Figure contents as structured data:
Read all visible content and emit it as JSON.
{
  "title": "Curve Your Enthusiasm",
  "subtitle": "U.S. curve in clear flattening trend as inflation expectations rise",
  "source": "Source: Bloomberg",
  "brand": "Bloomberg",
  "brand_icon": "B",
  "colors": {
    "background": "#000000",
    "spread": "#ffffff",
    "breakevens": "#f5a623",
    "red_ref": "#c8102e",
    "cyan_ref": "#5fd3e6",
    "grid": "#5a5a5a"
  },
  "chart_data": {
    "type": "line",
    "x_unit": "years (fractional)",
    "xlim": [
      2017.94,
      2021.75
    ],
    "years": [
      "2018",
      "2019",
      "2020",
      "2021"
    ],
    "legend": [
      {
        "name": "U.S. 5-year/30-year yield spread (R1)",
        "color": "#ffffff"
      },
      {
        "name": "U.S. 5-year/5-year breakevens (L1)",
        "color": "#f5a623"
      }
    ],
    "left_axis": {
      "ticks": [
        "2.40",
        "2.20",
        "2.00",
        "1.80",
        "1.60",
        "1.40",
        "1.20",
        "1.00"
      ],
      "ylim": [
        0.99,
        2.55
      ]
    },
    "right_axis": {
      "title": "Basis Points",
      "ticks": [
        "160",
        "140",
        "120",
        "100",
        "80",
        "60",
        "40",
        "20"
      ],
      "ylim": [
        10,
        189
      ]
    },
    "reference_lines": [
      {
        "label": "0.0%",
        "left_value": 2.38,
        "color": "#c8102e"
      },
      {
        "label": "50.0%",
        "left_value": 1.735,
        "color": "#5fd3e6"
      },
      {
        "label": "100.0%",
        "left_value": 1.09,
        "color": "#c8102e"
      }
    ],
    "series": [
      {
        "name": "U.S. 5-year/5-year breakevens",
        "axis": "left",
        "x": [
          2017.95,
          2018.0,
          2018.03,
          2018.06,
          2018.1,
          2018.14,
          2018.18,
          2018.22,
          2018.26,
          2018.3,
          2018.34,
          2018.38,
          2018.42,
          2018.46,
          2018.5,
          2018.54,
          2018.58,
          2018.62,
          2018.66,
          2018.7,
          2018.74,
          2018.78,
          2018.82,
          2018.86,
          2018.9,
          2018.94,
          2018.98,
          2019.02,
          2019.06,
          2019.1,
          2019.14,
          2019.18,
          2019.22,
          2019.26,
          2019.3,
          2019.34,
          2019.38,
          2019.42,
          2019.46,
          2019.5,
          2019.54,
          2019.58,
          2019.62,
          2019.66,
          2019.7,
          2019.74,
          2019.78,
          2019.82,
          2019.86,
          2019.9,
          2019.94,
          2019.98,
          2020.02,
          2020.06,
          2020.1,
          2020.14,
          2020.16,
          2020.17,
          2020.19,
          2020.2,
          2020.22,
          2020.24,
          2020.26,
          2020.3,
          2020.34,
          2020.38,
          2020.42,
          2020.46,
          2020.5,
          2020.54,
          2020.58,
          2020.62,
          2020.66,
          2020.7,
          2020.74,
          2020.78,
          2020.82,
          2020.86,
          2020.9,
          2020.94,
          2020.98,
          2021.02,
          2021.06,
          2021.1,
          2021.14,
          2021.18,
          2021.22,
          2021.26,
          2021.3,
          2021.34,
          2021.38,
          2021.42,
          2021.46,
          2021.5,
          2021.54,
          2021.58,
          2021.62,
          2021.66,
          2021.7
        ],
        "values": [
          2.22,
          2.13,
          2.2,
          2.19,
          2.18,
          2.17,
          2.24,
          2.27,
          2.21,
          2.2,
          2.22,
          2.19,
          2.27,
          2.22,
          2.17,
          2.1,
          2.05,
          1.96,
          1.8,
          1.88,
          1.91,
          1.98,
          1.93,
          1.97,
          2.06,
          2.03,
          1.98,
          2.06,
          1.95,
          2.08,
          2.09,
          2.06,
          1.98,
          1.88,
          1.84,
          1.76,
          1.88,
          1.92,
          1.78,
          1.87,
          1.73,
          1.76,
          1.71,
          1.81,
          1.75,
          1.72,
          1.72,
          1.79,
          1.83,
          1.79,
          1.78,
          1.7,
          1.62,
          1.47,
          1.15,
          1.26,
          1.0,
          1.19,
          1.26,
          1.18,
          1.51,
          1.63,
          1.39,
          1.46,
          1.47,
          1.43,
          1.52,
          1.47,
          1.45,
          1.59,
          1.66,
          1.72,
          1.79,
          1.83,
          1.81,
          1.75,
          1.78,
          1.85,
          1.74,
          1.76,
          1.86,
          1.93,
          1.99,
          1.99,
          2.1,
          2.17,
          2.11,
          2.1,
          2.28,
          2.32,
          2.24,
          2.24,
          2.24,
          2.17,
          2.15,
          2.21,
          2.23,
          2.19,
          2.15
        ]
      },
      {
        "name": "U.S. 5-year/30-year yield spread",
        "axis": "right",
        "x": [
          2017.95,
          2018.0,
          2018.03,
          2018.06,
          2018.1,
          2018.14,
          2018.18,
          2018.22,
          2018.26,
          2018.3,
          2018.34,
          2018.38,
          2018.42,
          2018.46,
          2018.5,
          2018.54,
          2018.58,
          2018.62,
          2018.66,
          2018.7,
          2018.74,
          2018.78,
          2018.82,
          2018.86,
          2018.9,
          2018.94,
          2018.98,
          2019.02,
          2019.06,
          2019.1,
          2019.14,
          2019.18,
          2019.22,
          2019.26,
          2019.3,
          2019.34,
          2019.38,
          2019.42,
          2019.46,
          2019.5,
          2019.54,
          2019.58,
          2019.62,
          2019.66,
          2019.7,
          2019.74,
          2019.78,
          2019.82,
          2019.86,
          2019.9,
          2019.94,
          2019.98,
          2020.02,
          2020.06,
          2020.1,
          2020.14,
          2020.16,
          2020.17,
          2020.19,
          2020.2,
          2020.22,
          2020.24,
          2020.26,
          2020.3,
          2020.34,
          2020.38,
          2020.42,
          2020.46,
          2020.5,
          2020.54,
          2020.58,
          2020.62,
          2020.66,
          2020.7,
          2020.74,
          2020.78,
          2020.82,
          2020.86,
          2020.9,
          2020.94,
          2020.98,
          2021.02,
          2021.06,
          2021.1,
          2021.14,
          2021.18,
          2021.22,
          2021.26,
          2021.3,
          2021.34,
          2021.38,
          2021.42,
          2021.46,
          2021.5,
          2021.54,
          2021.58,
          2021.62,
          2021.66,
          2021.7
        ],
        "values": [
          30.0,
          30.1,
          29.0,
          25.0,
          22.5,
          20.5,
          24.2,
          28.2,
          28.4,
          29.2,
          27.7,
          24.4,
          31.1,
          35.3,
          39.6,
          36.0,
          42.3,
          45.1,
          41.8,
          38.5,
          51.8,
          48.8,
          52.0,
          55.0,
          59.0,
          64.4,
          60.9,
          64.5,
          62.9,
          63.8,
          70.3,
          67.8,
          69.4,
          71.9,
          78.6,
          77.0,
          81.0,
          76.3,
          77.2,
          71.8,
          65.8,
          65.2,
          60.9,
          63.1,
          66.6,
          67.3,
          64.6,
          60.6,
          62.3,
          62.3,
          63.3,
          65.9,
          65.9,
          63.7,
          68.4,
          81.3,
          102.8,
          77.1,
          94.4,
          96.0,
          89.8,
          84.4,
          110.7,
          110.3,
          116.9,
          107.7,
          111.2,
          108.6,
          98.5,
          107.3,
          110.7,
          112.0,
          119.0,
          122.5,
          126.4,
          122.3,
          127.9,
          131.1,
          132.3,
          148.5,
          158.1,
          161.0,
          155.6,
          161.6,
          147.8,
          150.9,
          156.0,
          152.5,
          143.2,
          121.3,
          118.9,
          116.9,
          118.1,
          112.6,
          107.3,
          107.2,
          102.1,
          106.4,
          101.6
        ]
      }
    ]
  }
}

» **AIM**
The records above should all be quoted exactly, please.

» **ANSWER TO THE EXERCISE**
Read all visible content and emit it as JSON.
{
  "title": "Curve Your Enthusiasm",
  "subtitle": "U.S. curve in clear flattening trend as inflation expectations rise",
  "source": "Source: Bloomberg",
  "brand": "Bloomberg",
  "brand_icon": "B",
  "colors": {
    "background": "#000000",
    "spread": "#ffffff",
    "breakevens": "#f5a623",
    "red_ref": "#c8102e",
    "cyan_ref": "#5fd3e6",
    "grid": "#5a5a5a"
  },
  "chart_data": {
    "type": "line",
    "x_unit": "years (fractional)",
    "xlim": [
      2017.94,
      2021.75
    ],
    "years": [
      "2018",
      "2019",
      "2020",
      "2021"
    ],
    "legend": [
      {
        "name": "U.S. 5-year/30-year yield spread (R1)",
        "color": "#ffffff"
      },
      {
        "name": "U.S. 5-year/5-year breakevens (L1)",
        "color": "#f5a623"
      }
    ],
    "left_axis": {
      "ticks": [
        "2.40",
        "2.20",
        "2.00",
        "1.80",
        "1.60",
        "1.40",
        "1.20",
        "1.00"
      ],
      "ylim": [
        0.99,
        2.55
      ]
    },
    "right_axis": {
      "title": "Basis Points",
      "ticks": [
        "160",
        "140",
        "120",
        "100",
        "80",
        "60",
        "40",
        "20"
      ],
      "ylim": [
        10,
        189
      ]
    },
    "reference_lines": [
      {
        "label": "0.0%",
        "left_value": 2.38,
        "color": "#c8102e"
      },
      {
        "label": "50.0%",
        "left_value": 1.735,
        "color": "#5fd3e6"
      },
      {
        "label": "100.0%",
        "left_value": 1.09,
        "color": "#c8102e"
      }
    ],
    "series": [
      {
        "name": "U.S. 5-year/5-year breakevens",
        "axis": "left",
        "x": [
          2017.95,
          2018.0,
          2018.03,
          2018.06,
          2018.1,
          2018.14,
          2018.18,
          2018.22,
          2018.26,
          2018.3,
          2018.34,
          2018.38,
          2018.42,
          2018.46,
          2018.5,
          2018.54,
          2018.58,
          2018.62,
          2018.66,
          2018.7,
          2018.74,
          2018.78,
          2018.82,
          2018.86,
          2018.9,
          2018.94,
          2018.98,
          2019.02,
          2019.06,
          2019.1,
          2019.14,
          2019.18,
          2019.22,
          2019.26,
          2019.3,
          2019.34,
          2019.38,
          2019.42,
          2019.46,
          2019.5,
          2019.54,
          2019.58,
          2019.62,
          2019.66,
          2019.7,
          2019.74,
          2019.78,
          2019.82,
          2019.86,
          2019.9,
          2019.94,
          2019.98,
          2020.02,
          2020.06,
          2020.1,
          2020.14,
          2020.16,
          2020.17,
          2020.19,
          2020.2,
          2020.22,
          2020.24,
          2020.26,
          2020.3,
          2020.34,
          2020.38,
          2020.42,
          2020.46,
          2020.5,
          2020.54,
          2020.58,
          2020.62,
          2020.66,
          2020.7,
          2020.74,
          2020.78,
          2020.82,
          2020.86,
          2020.9,
          2020.94,
          2020.98,
          2021.02,
          2021.06,
          2021.1,
          2021.14,
          2021.18,
          2021.22,
          2021.26,
          2021.3,
          2021.34,
          2021.38,
          2021.42,
          2021.46,
          2021.5,
          2021.54,
          2021.58,
          2021.62,
          2021.66,
          2021.7
        ],
        "values": [
          2.22,
          2.13,
          2.2,
          2.19,
          2.18,
          2.17,
          2.24,
          2.27,
          2.21,
          2.2,
          2.22,
          2.19,
          2.27,
          2.22,
          2.17,
          2.1,
          2.05,
          1.96,
          1.8,
          1.88,
          1.91,
          1.98,
          1.93,
          1.97,
          2.06,
          2.03,
          1.98,
          2.06,
          1.95,
          2.08,
          2.09,
          2.06,
          1.98,
          1.88,
          1.84,
          1.76,
          1.88,
          1.92,
          1.78,
          1.87,
          1.73,
          1.76,
          1.71,
          1.81,
          1.75,
          1.72,
          1.72,
          1.79,
          1.83,
          1.79,
          1.78,
          1.7,
          1.62,
          1.47,
          1.15,
          1.26,
          1.0,
          1.19,
          1.26,
          1.18,
          1.51,
          1.63,
          1.39,
          1.46,
          1.47,
          1.43,
          1.52,
          1.47,
          1.45,
          1.59,
          1.66,
          1.72,
          1.79,
          1.83,
          1.81,
          1.75,
          1.78,
          1.85,
          1.74,
          1.76,
          1.86,
          1.93,
          1.99,
          1.99,
          2.1,
          2.17,
          2.11,
          2.1,
          2.28,
          2.32,
          2.24,
          2.24,
          2.24,
          2.17,
          2.15,
          2.21,
          2.23,
          2.19,
          2.15
        ]
      },
      {
        "name": "U.S. 5-year/30-year yield spread",
        "axis": "right",
        "x": [
          2017.95,
          2018.0,
          2018.03,
          2018.06,
          2018.1,
          2018.14,
          2018.18,
          2018.22,
          2018.26,
          2018.3,
          2018.34,
          2018.38,
          2018.42,
          2018.46,
          2018.5,
          2018.54,
          2018.58,
          2018.62,
          2018.66,
          2018.7,
          2018.74,
          2018.78,
          2018.82,
          2018.86,
          2018.9,
          2018.94,
          2018.98,
          2019.02,
          2019.06,
          2019.1,
          2019.14,
          2019.18,
          2019.22,
          2019.26,
          2019.3,
          2019.34,
          2019.38,
          2019.42,
          2019.46,
          2019.5,
          2019.54,
          2019.58,
          2019.62,
          2019.66,
          2019.7,
          2019.74,
          2019.78,
          2019.82,
          2019.86,
          2019.9,
          2019.94,
          2019.98,
          2020.02,
          2020.06,
          2020.1,
          2020.14,
          2020.16,
          2020.17,
          2020.19,
          2020.2,
          2020.22,
          2020.24,
          2020.26,
          2020.3,
          2020.34,
          2020.38,
          2020.42,
          2020.46,
          2020.5,
          2020.54,
          2020.58,
          2020.62,
          2020.66,
          2020.7,
          2020.74,
          2020.78,
          2020.82,
          2020.86,
          2020.9,
          2020.94,
          2020.98,
          2021.02,
          2021.06,
          2021.1,
          2021.14,
          2021.18,
          2021.22,
          2021.26,
          2021.3,
          2021.34,
          2021.38,
          2021.42,
          2021.46,
          2021.5,
          2021.54,
          2021.58,
          2021.62,
          2021.66,
          2021.7
        ],
        "values": [
          30.0,
          30.1,
          29.0,
          25.0,
          22.5,
          20.5,
          24.2,
          28.2,
          28.4,
          29.2,
          27.7,
          24.4,
          31.1,
          35.3,
          39.6,
          36.0,
          42.3,
          45.1,
          41.8,
          38.5,
          51.8,
          48.8,
          52.0,
          55.0,
          59.0,
          64.4,
          60.9,
          64.5,
          62.9,
          63.8,
          70.3,
          67.8,
          69.4,
          71.9,
          78.6,
          77.0,
          81.0,
          76.3,
          77.2,
          71.8,
          65.8,
          65.2,
          60.9,
          63.1,
          66.6,
          67.3,
          64.6,
          60.6,
          62.3,
          62.3,
          63.3,
          65.9,
          65.9,
          63.7,
          68.4,
          81.3,
          102.8,
          77.1,
          94.4,
          96.0,
          89.8,
          84.4,
          110.7,
          110.3,
          116.9,
          107.7,
          111.2,
          108.6,
          98.5,
          107.3,
          110.7,
          112.0,
          119.0,
          122.5,
          126.4,
          122.3,
          127.9,
          131.1,
          132.3,
          148.5,
          158.1,
          161.0,
          155.6,
          161.6,
          147.8,
          150.9,
          156.0,
          152.5,
          143.2,
          121.3,
          118.9,
          116.9,
          118.1,
          112.6,
          107.3,
          107.2,
          102.1,
          106.4,
          101.6
        ]
      }
    ]
  }
}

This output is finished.